**What to work on:**
Give every line from the entries that contains "publics".

---- Source material

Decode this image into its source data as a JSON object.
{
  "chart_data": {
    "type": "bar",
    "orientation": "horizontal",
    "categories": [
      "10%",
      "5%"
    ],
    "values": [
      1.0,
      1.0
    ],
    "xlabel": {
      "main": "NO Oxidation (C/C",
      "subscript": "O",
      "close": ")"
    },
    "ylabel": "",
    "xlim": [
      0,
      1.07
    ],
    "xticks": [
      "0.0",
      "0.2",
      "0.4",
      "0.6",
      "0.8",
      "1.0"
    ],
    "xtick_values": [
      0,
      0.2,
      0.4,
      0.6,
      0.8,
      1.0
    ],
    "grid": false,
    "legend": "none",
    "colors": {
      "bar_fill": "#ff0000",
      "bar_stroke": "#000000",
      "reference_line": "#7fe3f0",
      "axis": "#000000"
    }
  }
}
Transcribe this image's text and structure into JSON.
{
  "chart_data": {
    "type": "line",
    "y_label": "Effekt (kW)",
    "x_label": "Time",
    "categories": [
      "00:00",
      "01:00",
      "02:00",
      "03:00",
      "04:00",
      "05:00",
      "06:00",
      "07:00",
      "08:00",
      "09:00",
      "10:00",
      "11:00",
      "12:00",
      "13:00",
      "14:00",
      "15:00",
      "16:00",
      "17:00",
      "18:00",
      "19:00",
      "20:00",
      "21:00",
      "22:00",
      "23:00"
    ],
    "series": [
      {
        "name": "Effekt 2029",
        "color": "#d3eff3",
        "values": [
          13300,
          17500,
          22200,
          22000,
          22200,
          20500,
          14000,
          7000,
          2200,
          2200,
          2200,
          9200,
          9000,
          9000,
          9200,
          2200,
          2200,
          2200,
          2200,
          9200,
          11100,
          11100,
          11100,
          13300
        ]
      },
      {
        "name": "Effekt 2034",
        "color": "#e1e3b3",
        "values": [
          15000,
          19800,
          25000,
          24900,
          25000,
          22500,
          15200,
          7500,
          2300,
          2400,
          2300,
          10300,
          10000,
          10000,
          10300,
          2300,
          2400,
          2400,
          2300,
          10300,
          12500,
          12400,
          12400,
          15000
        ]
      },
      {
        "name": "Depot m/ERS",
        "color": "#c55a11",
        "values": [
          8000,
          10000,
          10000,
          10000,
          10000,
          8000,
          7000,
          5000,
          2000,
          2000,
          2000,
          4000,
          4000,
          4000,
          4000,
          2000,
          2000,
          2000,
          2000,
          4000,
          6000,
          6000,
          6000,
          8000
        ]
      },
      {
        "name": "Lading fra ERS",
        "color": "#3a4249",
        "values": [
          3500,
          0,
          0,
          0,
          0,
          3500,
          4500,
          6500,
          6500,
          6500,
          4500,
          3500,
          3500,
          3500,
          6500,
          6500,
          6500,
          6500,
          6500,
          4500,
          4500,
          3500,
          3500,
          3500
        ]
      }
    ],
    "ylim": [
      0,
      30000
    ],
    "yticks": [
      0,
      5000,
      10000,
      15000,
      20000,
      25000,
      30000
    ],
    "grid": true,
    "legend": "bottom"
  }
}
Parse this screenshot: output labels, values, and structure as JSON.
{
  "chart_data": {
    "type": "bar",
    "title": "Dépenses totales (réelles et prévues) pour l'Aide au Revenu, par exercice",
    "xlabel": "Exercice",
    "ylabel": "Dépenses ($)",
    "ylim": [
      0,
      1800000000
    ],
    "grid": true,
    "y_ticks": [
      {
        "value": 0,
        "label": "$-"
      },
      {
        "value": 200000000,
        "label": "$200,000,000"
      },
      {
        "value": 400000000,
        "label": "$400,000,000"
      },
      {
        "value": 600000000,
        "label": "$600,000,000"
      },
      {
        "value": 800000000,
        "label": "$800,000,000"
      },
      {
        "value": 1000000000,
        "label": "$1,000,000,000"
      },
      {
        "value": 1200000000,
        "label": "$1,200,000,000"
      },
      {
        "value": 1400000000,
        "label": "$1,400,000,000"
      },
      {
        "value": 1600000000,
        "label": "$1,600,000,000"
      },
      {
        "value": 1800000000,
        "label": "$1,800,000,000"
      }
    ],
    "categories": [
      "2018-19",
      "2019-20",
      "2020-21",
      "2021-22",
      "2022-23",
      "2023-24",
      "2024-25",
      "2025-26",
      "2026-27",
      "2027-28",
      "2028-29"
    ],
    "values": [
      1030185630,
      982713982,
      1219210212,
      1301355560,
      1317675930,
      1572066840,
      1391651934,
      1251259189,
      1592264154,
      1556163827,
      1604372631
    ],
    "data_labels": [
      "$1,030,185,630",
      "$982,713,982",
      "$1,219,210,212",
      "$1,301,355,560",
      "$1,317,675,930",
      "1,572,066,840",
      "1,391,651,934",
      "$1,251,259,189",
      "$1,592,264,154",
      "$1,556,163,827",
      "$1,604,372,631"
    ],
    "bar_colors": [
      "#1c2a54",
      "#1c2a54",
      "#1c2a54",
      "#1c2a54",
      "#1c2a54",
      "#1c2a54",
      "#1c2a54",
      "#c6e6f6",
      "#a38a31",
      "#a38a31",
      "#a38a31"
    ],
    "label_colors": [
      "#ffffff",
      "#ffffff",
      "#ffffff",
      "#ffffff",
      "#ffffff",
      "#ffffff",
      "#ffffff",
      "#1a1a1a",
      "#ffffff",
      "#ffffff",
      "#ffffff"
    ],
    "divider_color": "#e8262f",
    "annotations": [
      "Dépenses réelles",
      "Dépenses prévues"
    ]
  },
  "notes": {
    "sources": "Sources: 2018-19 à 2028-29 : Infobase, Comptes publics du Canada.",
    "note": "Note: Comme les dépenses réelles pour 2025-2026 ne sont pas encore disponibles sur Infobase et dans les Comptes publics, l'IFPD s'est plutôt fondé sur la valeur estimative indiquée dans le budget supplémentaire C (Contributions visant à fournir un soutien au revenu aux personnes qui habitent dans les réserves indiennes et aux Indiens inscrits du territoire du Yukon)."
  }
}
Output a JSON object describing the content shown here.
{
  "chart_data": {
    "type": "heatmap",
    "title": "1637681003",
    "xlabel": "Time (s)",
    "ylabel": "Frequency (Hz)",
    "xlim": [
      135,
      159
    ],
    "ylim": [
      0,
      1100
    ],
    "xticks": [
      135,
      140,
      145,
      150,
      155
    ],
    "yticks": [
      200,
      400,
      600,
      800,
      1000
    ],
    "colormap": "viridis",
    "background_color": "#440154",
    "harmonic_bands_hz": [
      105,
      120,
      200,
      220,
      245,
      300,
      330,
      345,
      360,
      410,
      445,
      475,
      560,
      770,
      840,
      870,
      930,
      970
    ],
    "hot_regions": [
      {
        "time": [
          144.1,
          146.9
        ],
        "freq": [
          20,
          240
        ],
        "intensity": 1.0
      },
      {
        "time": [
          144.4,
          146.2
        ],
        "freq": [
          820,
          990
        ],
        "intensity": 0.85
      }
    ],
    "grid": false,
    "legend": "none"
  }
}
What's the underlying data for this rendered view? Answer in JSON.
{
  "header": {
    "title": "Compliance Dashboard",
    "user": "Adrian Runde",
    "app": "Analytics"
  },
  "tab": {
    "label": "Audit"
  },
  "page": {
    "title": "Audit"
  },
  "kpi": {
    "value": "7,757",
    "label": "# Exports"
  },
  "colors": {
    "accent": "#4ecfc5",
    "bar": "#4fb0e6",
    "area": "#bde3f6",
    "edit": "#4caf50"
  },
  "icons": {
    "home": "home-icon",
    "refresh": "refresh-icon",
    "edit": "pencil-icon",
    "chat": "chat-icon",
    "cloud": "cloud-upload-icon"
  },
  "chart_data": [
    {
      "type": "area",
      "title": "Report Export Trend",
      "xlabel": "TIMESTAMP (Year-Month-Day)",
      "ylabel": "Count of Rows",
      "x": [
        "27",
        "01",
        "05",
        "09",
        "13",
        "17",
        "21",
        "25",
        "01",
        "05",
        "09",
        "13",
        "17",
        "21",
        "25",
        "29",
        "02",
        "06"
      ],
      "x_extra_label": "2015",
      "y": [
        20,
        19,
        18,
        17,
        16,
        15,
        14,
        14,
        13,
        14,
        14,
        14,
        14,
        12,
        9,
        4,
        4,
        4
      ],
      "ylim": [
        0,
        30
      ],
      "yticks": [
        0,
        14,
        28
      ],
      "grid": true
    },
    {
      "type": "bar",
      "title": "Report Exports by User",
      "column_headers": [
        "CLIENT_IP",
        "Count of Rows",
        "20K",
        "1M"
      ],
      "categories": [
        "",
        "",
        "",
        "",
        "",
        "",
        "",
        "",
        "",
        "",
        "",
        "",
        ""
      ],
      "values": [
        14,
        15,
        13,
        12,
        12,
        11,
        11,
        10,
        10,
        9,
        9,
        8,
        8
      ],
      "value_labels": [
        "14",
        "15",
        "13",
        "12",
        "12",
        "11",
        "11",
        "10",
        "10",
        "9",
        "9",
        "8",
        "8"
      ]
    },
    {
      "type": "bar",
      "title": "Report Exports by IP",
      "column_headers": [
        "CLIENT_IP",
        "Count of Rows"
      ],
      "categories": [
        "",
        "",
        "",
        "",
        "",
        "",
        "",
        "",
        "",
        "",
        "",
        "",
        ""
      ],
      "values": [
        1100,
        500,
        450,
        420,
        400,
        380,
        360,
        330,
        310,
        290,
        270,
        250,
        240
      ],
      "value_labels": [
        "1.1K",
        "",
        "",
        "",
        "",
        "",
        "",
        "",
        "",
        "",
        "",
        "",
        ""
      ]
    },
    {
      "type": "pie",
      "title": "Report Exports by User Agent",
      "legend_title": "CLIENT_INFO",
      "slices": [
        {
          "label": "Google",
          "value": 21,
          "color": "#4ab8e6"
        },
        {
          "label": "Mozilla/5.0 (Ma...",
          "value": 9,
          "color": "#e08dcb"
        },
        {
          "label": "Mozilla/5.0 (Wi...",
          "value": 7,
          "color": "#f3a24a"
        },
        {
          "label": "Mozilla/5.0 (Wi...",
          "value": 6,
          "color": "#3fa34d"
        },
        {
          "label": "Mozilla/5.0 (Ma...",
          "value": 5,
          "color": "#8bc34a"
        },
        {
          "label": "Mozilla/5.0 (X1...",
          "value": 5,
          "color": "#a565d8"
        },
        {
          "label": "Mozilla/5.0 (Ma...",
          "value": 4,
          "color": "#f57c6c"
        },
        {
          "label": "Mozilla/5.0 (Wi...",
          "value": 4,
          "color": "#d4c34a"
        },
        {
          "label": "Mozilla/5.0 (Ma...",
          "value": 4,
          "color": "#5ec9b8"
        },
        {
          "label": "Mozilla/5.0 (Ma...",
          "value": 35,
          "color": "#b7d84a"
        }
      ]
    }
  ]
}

--------

**Full response:**
    "sources": "Sources: 2018-19 à 2028-29 : Infobase, Comptes publics du Canada.",
    "note": "Note: Comme les dépenses réelles pour 2025-2026 ne sont pas encore disponibles sur Infobase et dans les Comptes publics, l'IFPD s'est plutôt fondé sur la valeur estimative indiquée dans le budget supplémentaire C (Contributions visant à fournir un soutien au revenu aux personnes qui habitent dans les réserves indiennes et aux Indiens inscrits du territoire du Yukon)."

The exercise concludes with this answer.